Hi,

On 1 December 2015 at 15:37, Martin Graesslin <mgraess...@kde.org> wrote:
> On Tuesday, December 1, 2015 3:18:59 PM CET Boudhayan Gupta wrote:
>> The developers' priority is to always deliver the best possible
>> experience on these tier 1 platforms.
>
> This is not fully true. For the desktop (repo kde/workspace) you describe it
> correctly. For applications and (generic) frameworks: we consider all
> platforms equally.

Right. The applications themselves should work on as many platforms as
possible, and the generic Frameworks were always intended to be used
as extensions to Qt on all platforms. That's why we even list the
supported platforms for each framework in the apidox.

Again, I'm of the opinion that apps and generic frameworks should be
as cross-platform as possible, no questions asked.

__EXTRACTED ENTRIES__:
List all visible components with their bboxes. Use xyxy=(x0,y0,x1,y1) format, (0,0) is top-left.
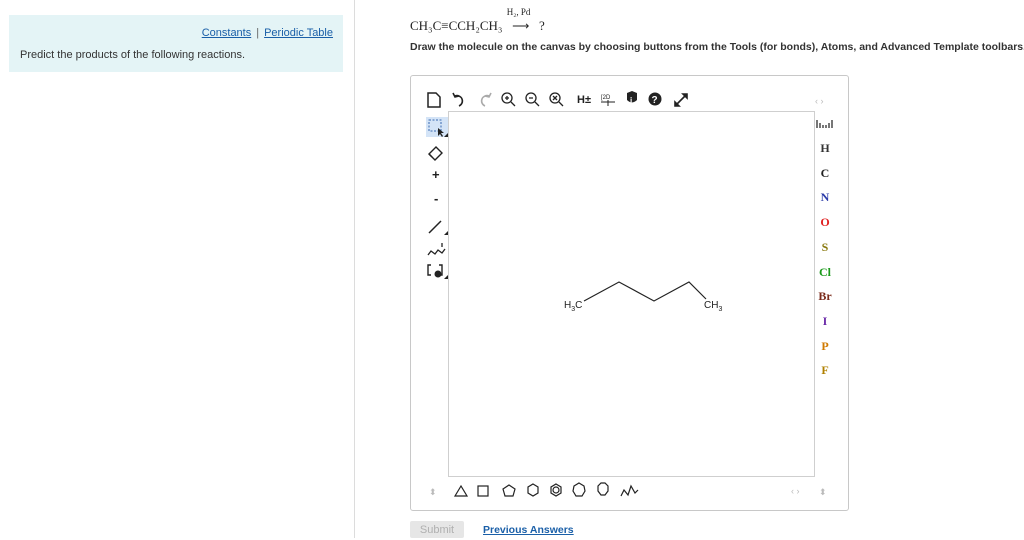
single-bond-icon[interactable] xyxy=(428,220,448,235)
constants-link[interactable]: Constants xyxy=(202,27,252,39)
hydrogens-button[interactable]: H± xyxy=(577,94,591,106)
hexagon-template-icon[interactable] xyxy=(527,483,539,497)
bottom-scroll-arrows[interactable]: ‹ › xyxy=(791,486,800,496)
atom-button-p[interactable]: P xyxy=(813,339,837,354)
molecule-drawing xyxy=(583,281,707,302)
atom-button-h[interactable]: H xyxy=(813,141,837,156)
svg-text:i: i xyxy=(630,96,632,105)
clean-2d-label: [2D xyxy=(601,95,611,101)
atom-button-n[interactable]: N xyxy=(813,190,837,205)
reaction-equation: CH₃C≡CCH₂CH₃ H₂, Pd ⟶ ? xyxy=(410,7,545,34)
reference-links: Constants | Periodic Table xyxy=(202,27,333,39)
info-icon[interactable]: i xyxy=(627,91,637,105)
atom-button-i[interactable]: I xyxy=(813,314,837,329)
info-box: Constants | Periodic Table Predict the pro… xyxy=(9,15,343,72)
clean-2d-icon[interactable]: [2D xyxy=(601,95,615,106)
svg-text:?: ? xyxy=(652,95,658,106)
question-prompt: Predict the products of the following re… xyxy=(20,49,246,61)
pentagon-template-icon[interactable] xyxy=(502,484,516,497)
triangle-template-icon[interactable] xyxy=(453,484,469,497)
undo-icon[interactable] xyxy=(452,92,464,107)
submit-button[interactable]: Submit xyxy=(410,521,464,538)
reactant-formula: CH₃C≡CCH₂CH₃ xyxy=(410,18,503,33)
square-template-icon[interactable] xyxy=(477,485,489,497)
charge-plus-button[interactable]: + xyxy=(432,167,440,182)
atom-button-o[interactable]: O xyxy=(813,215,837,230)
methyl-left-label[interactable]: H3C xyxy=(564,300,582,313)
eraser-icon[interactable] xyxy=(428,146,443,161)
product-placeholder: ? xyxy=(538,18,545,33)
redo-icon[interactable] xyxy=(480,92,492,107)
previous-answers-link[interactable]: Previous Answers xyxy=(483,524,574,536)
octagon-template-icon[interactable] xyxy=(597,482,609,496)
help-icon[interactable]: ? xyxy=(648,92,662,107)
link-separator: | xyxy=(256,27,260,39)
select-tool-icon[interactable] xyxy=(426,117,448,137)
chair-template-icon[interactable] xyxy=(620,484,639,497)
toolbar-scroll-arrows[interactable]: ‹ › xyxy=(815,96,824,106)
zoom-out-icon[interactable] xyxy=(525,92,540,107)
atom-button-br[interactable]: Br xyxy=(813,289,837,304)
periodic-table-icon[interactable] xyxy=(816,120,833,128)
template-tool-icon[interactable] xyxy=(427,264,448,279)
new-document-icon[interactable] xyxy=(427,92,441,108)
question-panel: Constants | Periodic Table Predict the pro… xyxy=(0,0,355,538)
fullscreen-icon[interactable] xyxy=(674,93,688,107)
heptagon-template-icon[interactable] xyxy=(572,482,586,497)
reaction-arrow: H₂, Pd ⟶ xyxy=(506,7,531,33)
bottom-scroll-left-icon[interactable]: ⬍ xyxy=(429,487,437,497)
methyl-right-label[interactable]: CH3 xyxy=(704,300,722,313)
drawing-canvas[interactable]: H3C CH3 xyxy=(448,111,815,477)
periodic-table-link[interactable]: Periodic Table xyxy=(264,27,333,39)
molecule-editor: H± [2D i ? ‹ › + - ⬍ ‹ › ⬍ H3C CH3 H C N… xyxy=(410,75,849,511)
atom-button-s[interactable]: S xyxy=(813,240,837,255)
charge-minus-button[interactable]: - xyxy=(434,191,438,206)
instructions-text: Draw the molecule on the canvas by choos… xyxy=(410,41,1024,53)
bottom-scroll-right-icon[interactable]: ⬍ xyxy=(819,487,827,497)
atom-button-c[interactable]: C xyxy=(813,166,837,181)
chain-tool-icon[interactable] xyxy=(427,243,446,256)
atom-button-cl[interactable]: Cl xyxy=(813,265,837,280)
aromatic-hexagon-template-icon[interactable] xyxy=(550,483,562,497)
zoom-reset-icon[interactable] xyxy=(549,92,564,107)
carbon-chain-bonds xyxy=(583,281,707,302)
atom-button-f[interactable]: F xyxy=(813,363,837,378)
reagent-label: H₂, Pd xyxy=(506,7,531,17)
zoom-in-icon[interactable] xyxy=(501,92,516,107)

==

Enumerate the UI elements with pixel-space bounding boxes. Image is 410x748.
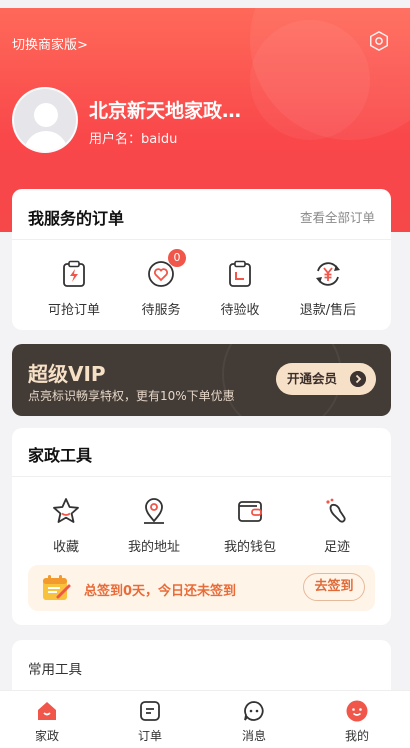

__WHAT THE EXERCISE ASKS__:
From the mailing-list message about supported platforms, print everything from "Right. The applications" down to "no questions asked.", word for word.

__EXERCISE SOLUTION__:
Right. The applications themselves should work on as many platforms as
possible, and the generic Frameworks were always intended to be used
as extensions to Qt on all platforms. That's why we even list the
supported platforms for each framework in the apidox.

Again, I'm of the opinion that apps and generic frameworks should be
as cross-platform as possible, no questions asked.